Below is a listing. Gather each line of it that contains "into".
== == ==
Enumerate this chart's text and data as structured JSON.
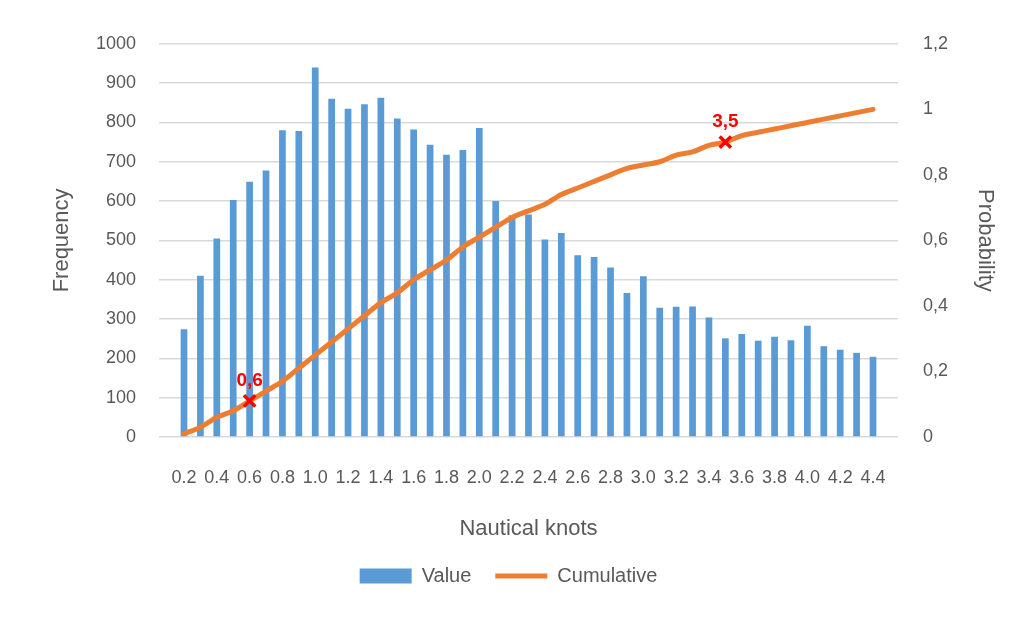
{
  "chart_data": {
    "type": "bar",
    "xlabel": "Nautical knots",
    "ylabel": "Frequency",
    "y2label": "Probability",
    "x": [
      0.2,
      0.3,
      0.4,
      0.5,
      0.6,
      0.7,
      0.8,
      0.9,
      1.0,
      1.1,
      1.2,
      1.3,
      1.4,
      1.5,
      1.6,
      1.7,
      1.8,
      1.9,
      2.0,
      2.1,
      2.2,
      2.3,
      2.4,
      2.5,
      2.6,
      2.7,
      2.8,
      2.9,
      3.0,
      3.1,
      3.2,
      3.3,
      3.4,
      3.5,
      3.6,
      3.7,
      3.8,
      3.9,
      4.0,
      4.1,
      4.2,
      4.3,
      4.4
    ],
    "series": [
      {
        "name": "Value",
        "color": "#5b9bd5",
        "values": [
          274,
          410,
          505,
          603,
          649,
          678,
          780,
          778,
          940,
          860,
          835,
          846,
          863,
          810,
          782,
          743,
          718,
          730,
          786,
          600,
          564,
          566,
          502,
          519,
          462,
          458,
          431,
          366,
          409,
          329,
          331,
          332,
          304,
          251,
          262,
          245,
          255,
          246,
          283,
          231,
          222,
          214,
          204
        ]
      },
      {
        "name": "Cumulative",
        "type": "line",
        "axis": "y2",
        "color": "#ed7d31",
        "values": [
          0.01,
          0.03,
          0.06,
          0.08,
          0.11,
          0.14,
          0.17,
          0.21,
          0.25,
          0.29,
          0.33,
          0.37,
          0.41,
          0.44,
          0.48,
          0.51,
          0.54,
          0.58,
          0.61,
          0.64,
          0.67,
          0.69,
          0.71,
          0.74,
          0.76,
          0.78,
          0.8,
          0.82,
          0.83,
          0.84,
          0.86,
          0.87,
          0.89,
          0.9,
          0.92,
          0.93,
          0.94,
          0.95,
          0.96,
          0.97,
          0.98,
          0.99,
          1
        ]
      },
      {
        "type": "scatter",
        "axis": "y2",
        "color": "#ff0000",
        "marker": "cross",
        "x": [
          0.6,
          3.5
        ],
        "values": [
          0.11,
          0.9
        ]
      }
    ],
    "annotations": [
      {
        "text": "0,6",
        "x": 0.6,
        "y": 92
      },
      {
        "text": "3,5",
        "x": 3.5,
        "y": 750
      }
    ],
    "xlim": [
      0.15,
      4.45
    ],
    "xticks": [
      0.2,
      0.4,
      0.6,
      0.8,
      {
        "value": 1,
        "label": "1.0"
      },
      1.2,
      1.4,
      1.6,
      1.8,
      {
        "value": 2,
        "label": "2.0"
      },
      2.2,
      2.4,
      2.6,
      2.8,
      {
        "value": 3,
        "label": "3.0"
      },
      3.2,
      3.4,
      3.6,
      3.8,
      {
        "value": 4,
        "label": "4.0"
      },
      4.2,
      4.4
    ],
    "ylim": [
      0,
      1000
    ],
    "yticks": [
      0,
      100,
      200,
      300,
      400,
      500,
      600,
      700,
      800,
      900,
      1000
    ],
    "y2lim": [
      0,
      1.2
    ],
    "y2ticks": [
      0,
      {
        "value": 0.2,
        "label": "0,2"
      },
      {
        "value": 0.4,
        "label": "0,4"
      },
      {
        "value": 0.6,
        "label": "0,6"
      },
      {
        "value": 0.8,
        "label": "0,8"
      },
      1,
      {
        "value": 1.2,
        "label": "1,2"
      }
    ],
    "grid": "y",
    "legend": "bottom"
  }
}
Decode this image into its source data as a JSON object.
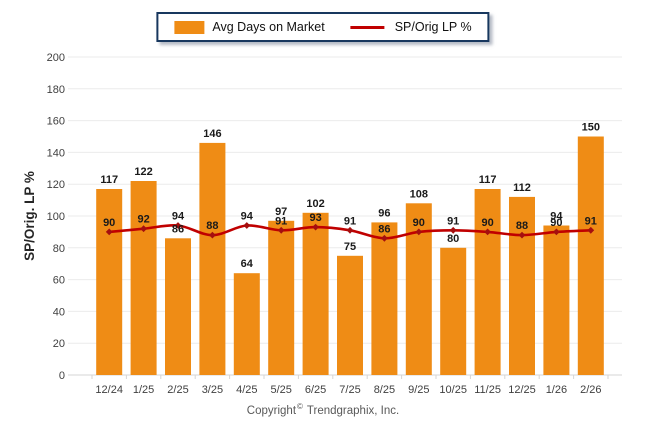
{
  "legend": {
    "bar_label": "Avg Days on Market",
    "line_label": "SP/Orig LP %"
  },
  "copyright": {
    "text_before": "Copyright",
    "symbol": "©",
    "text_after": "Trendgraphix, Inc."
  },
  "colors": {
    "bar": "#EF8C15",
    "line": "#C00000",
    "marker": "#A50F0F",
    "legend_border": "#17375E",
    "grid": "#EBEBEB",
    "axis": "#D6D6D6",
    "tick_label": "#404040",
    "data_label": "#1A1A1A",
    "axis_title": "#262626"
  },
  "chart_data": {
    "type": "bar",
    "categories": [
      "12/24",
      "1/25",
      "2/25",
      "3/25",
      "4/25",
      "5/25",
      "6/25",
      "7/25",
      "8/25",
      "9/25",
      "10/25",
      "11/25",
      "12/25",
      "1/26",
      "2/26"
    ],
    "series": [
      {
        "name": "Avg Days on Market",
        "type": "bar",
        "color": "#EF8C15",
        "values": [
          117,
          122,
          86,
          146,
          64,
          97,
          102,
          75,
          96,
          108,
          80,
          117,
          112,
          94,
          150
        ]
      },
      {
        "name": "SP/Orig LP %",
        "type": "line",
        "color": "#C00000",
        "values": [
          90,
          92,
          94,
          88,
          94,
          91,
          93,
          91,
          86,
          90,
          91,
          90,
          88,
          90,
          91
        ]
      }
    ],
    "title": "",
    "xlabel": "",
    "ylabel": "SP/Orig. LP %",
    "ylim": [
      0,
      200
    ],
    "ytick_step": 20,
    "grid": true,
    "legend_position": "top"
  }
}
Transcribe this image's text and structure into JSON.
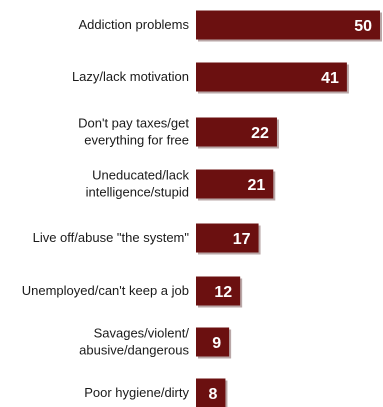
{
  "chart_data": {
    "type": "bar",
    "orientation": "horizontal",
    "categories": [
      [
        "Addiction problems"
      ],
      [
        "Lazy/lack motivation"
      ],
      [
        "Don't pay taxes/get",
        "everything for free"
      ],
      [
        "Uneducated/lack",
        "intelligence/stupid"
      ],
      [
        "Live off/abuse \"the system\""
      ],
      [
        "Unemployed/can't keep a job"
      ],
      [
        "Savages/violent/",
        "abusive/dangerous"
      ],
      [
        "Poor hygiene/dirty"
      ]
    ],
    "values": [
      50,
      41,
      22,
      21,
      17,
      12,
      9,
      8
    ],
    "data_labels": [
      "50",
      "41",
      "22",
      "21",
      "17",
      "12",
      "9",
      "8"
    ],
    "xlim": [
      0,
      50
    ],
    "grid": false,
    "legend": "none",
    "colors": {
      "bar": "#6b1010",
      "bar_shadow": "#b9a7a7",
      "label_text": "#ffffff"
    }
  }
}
== == ==
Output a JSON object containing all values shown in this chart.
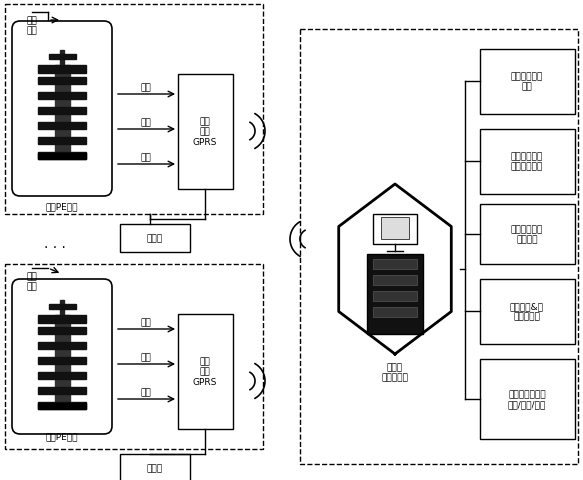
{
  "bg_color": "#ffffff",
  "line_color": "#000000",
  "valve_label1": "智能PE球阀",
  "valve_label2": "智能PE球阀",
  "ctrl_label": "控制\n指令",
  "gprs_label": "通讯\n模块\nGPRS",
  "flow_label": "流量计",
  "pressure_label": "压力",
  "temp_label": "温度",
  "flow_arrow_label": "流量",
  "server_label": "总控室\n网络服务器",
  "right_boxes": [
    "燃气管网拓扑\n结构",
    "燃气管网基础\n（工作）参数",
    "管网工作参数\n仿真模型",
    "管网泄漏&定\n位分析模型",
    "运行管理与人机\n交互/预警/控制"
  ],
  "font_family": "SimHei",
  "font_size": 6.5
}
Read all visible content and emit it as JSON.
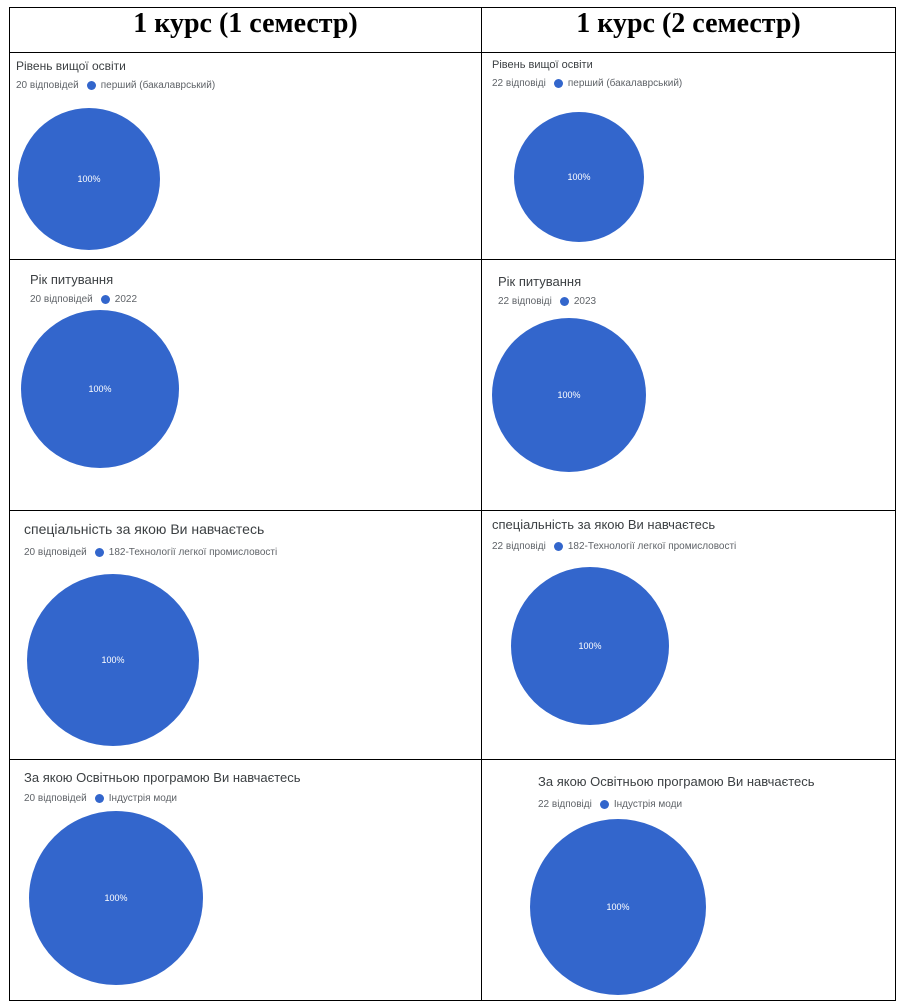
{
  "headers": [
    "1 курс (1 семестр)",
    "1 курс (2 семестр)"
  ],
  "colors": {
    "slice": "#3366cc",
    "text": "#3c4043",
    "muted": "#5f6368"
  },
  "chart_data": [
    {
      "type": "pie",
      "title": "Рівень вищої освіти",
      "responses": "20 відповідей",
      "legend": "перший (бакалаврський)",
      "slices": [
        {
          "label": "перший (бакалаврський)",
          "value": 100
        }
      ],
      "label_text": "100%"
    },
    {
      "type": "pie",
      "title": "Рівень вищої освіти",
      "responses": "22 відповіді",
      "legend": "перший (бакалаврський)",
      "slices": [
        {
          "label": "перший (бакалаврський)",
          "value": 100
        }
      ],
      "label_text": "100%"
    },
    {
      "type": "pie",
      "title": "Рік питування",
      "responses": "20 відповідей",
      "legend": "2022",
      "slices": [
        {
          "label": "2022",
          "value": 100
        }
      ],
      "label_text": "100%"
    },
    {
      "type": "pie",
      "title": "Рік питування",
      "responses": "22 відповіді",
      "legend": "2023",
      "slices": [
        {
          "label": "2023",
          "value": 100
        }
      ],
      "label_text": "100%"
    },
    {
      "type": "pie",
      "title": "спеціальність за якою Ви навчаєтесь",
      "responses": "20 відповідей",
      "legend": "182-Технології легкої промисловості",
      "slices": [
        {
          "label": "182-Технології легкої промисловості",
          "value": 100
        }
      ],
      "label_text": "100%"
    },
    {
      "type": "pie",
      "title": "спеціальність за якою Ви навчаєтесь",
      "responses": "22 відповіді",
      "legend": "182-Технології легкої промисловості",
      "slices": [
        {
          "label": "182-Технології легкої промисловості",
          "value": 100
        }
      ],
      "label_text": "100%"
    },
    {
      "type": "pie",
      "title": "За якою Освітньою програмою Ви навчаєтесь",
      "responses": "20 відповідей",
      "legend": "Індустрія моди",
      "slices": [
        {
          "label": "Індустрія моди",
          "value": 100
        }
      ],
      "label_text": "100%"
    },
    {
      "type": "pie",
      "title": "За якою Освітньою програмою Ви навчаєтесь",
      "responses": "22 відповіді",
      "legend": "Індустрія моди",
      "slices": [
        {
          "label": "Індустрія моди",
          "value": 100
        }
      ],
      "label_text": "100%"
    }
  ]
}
== == ==
# Completed exercise
Decode this image into its source data as a JSON object.
Transcribe this image's text and structure into JSON.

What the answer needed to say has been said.